------ SUPPLIED MATERIAL

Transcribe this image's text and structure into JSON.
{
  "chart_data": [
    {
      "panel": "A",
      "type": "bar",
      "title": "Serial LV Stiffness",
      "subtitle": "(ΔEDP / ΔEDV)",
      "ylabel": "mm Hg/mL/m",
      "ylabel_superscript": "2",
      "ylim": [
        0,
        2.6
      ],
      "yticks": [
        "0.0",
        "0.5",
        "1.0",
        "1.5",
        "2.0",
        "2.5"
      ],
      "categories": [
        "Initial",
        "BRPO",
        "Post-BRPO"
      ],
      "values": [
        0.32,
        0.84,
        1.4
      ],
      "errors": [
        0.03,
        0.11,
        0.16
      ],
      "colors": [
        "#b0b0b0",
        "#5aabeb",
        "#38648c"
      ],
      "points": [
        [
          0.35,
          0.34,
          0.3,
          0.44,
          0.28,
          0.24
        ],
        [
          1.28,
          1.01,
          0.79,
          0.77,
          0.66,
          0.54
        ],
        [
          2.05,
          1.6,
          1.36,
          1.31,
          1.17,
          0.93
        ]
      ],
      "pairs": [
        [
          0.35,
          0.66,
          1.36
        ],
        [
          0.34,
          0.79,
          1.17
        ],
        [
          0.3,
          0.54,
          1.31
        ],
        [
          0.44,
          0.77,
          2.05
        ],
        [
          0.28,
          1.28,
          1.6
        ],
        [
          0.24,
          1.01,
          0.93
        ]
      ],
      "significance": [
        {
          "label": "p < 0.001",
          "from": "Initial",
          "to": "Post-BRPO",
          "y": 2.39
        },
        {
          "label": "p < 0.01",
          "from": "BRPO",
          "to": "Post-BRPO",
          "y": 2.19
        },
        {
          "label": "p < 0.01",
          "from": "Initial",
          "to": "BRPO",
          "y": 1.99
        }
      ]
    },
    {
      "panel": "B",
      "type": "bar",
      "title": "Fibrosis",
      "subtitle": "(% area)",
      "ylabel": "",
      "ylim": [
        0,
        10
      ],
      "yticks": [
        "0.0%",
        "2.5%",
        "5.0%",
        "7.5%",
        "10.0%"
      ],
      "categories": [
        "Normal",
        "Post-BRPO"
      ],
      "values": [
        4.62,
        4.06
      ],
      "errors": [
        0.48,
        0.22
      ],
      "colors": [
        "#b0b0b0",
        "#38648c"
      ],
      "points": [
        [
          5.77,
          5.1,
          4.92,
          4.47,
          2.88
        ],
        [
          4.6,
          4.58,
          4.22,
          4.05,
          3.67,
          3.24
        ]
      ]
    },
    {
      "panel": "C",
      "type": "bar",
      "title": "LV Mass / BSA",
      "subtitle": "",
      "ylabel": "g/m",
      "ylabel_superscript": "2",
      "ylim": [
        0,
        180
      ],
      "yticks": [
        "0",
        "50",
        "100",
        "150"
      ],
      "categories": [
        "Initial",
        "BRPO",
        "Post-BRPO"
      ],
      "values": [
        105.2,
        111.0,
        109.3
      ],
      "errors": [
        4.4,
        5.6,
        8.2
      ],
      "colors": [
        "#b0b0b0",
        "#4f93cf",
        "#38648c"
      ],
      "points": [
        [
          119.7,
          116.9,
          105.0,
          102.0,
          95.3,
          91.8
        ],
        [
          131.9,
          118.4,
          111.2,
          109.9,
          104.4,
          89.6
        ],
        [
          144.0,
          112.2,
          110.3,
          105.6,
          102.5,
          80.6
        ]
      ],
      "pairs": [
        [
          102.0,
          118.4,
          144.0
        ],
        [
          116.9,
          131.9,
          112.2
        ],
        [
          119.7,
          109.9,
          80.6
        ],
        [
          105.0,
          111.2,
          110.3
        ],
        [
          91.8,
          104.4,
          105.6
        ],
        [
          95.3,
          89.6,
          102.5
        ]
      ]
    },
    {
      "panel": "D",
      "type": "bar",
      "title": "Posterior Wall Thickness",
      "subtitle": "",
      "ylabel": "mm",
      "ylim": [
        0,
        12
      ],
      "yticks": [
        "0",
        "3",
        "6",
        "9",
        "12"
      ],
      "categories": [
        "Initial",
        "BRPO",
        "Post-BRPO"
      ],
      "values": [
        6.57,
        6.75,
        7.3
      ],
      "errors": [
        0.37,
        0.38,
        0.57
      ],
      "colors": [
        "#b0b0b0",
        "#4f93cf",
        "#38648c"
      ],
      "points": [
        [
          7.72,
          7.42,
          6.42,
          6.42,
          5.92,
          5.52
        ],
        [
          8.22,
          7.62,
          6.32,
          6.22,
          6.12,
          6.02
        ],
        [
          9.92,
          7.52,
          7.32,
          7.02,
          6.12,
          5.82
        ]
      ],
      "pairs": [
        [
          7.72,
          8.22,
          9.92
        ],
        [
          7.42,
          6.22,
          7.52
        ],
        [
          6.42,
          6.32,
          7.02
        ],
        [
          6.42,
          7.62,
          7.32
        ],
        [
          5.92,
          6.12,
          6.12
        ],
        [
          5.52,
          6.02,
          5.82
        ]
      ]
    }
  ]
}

------------

EXERCISE DESCRIPTION: State how many lines of the records above contain "subtitle", with no words besides the number.

EXPECTED ANSWER: 4